**What the task requires**: Extract each line of the material that follows exactly and omit its pictures.

========

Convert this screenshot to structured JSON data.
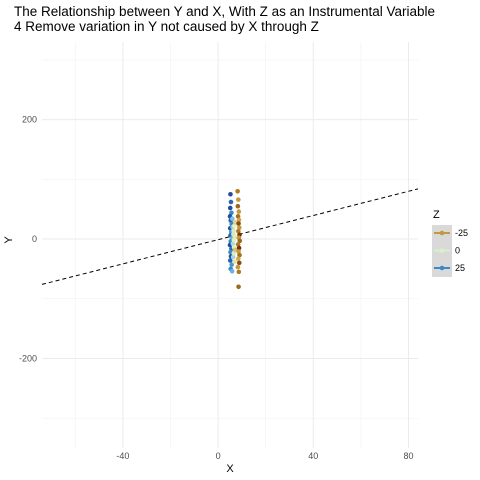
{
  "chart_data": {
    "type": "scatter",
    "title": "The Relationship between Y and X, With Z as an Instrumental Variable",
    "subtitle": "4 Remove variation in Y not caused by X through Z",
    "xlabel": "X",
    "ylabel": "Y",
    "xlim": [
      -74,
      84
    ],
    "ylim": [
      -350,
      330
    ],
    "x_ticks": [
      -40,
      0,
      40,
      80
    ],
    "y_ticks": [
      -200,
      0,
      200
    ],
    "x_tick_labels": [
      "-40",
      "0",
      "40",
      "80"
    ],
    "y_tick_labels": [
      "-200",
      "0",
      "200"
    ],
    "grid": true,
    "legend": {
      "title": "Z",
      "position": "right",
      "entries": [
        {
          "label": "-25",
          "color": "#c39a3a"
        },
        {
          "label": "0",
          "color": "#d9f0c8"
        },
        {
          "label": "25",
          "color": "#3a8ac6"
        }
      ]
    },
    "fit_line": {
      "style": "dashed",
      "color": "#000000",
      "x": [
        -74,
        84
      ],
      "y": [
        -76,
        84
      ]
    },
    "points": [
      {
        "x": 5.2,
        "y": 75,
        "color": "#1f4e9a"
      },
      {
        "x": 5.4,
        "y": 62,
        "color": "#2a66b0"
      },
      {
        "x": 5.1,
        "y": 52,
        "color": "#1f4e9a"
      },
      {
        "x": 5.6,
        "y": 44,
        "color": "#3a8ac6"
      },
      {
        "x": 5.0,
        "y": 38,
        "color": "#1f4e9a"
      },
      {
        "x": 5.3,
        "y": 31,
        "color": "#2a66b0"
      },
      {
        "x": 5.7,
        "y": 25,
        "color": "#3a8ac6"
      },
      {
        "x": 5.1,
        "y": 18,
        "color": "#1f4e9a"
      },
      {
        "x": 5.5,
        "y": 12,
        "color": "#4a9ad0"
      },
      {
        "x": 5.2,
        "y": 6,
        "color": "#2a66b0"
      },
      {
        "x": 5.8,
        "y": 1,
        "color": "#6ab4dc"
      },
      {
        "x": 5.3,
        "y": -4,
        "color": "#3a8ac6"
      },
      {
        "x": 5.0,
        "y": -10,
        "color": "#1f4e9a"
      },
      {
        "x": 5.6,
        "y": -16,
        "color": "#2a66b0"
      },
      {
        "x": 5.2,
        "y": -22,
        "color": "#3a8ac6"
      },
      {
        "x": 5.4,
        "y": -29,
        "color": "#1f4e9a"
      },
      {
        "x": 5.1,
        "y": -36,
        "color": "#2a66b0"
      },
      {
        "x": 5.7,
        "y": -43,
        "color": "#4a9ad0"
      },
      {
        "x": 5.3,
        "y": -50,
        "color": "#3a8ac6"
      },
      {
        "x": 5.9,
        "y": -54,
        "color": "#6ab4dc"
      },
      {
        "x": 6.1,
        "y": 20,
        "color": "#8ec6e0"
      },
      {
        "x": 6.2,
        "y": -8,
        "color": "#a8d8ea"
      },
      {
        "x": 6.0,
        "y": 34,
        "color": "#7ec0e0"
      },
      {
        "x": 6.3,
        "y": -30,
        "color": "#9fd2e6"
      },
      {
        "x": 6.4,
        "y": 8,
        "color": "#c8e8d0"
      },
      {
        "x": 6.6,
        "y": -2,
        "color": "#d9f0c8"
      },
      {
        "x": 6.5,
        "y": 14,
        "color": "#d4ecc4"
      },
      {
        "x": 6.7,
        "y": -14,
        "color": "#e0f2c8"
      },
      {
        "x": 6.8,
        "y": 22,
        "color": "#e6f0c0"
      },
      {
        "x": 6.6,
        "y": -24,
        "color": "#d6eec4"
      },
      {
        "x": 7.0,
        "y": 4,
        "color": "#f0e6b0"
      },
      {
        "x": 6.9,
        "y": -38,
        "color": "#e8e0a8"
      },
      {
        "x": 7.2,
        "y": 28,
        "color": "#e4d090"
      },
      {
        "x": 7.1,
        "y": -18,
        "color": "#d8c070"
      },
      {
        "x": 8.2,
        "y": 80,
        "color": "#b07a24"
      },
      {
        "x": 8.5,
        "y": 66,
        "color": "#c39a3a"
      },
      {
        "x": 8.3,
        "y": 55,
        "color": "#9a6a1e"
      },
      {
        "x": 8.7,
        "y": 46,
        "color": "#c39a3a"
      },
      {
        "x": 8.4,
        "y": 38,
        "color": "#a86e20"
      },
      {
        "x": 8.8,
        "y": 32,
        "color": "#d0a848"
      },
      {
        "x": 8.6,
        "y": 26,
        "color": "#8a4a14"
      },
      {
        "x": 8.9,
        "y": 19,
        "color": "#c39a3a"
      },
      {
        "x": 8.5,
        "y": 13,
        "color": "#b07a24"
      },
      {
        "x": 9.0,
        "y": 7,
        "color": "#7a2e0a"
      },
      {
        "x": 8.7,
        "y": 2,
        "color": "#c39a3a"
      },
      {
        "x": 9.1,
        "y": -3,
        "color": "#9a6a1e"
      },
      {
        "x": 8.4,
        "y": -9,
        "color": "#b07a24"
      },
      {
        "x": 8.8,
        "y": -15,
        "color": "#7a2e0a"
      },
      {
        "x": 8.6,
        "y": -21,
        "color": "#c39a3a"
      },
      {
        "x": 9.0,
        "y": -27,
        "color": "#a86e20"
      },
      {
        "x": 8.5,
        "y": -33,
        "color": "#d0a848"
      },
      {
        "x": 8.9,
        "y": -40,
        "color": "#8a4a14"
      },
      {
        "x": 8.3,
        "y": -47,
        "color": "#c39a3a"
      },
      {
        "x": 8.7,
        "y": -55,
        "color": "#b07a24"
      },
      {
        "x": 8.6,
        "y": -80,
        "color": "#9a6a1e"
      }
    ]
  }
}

========

**The output**:
Convert this screenshot to structured JSON data.
{
  "chart_data": {
    "type": "scatter",
    "title": "The Relationship between Y and X, With Z as an Instrumental Variable",
    "subtitle": "4 Remove variation in Y not caused by X through Z",
    "xlabel": "X",
    "ylabel": "Y",
    "xlim": [
      -74,
      84
    ],
    "ylim": [
      -350,
      330
    ],
    "x_ticks": [
      -40,
      0,
      40,
      80
    ],
    "y_ticks": [
      -200,
      0,
      200
    ],
    "x_tick_labels": [
      "-40",
      "0",
      "40",
      "80"
    ],
    "y_tick_labels": [
      "-200",
      "0",
      "200"
    ],
    "grid": true,
    "legend": {
      "title": "Z",
      "position": "right",
      "entries": [
        {
          "label": "-25",
          "color": "#c39a3a"
        },
        {
          "label": "0",
          "color": "#d9f0c8"
        },
        {
          "label": "25",
          "color": "#3a8ac6"
        }
      ]
    },
    "fit_line": {
      "style": "dashed",
      "color": "#000000",
      "x": [
        -74,
        84
      ],
      "y": [
        -76,
        84
      ]
    },
    "points": [
      {
        "x": 5.2,
        "y": 75,
        "color": "#1f4e9a"
      },
      {
        "x": 5.4,
        "y": 62,
        "color": "#2a66b0"
      },
      {
        "x": 5.1,
        "y": 52,
        "color": "#1f4e9a"
      },
      {
        "x": 5.6,
        "y": 44,
        "color": "#3a8ac6"
      },
      {
        "x": 5.0,
        "y": 38,
        "color": "#1f4e9a"
      },
      {
        "x": 5.3,
        "y": 31,
        "color": "#2a66b0"
      },
      {
        "x": 5.7,
        "y": 25,
        "color": "#3a8ac6"
      },
      {
        "x": 5.1,
        "y": 18,
        "color": "#1f4e9a"
      },
      {
        "x": 5.5,
        "y": 12,
        "color": "#4a9ad0"
      },
      {
        "x": 5.2,
        "y": 6,
        "color": "#2a66b0"
      },
      {
        "x": 5.8,
        "y": 1,
        "color": "#6ab4dc"
      },
      {
        "x": 5.3,
        "y": -4,
        "color": "#3a8ac6"
      },
      {
        "x": 5.0,
        "y": -10,
        "color": "#1f4e9a"
      },
      {
        "x": 5.6,
        "y": -16,
        "color": "#2a66b0"
      },
      {
        "x": 5.2,
        "y": -22,
        "color": "#3a8ac6"
      },
      {
        "x": 5.4,
        "y": -29,
        "color": "#1f4e9a"
      },
      {
        "x": 5.1,
        "y": -36,
        "color": "#2a66b0"
      },
      {
        "x": 5.7,
        "y": -43,
        "color": "#4a9ad0"
      },
      {
        "x": 5.3,
        "y": -50,
        "color": "#3a8ac6"
      },
      {
        "x": 5.9,
        "y": -54,
        "color": "#6ab4dc"
      },
      {
        "x": 6.1,
        "y": 20,
        "color": "#8ec6e0"
      },
      {
        "x": 6.2,
        "y": -8,
        "color": "#a8d8ea"
      },
      {
        "x": 6.0,
        "y": 34,
        "color": "#7ec0e0"
      },
      {
        "x": 6.3,
        "y": -30,
        "color": "#9fd2e6"
      },
      {
        "x": 6.4,
        "y": 8,
        "color": "#c8e8d0"
      },
      {
        "x": 6.6,
        "y": -2,
        "color": "#d9f0c8"
      },
      {
        "x": 6.5,
        "y": 14,
        "color": "#d4ecc4"
      },
      {
        "x": 6.7,
        "y": -14,
        "color": "#e0f2c8"
      },
      {
        "x": 6.8,
        "y": 22,
        "color": "#e6f0c0"
      },
      {
        "x": 6.6,
        "y": -24,
        "color": "#d6eec4"
      },
      {
        "x": 7.0,
        "y": 4,
        "color": "#f0e6b0"
      },
      {
        "x": 6.9,
        "y": -38,
        "color": "#e8e0a8"
      },
      {
        "x": 7.2,
        "y": 28,
        "color": "#e4d090"
      },
      {
        "x": 7.1,
        "y": -18,
        "color": "#d8c070"
      },
      {
        "x": 8.2,
        "y": 80,
        "color": "#b07a24"
      },
      {
        "x": 8.5,
        "y": 66,
        "color": "#c39a3a"
      },
      {
        "x": 8.3,
        "y": 55,
        "color": "#9a6a1e"
      },
      {
        "x": 8.7,
        "y": 46,
        "color": "#c39a3a"
      },
      {
        "x": 8.4,
        "y": 38,
        "color": "#a86e20"
      },
      {
        "x": 8.8,
        "y": 32,
        "color": "#d0a848"
      },
      {
        "x": 8.6,
        "y": 26,
        "color": "#8a4a14"
      },
      {
        "x": 8.9,
        "y": 19,
        "color": "#c39a3a"
      },
      {
        "x": 8.5,
        "y": 13,
        "color": "#b07a24"
      },
      {
        "x": 9.0,
        "y": 7,
        "color": "#7a2e0a"
      },
      {
        "x": 8.7,
        "y": 2,
        "color": "#c39a3a"
      },
      {
        "x": 9.1,
        "y": -3,
        "color": "#9a6a1e"
      },
      {
        "x": 8.4,
        "y": -9,
        "color": "#b07a24"
      },
      {
        "x": 8.8,
        "y": -15,
        "color": "#7a2e0a"
      },
      {
        "x": 8.6,
        "y": -21,
        "color": "#c39a3a"
      },
      {
        "x": 9.0,
        "y": -27,
        "color": "#a86e20"
      },
      {
        "x": 8.5,
        "y": -33,
        "color": "#d0a848"
      },
      {
        "x": 8.9,
        "y": -40,
        "color": "#8a4a14"
      },
      {
        "x": 8.3,
        "y": -47,
        "color": "#c39a3a"
      },
      {
        "x": 8.7,
        "y": -55,
        "color": "#b07a24"
      },
      {
        "x": 8.6,
        "y": -80,
        "color": "#9a6a1e"
      }
    ]
  }
}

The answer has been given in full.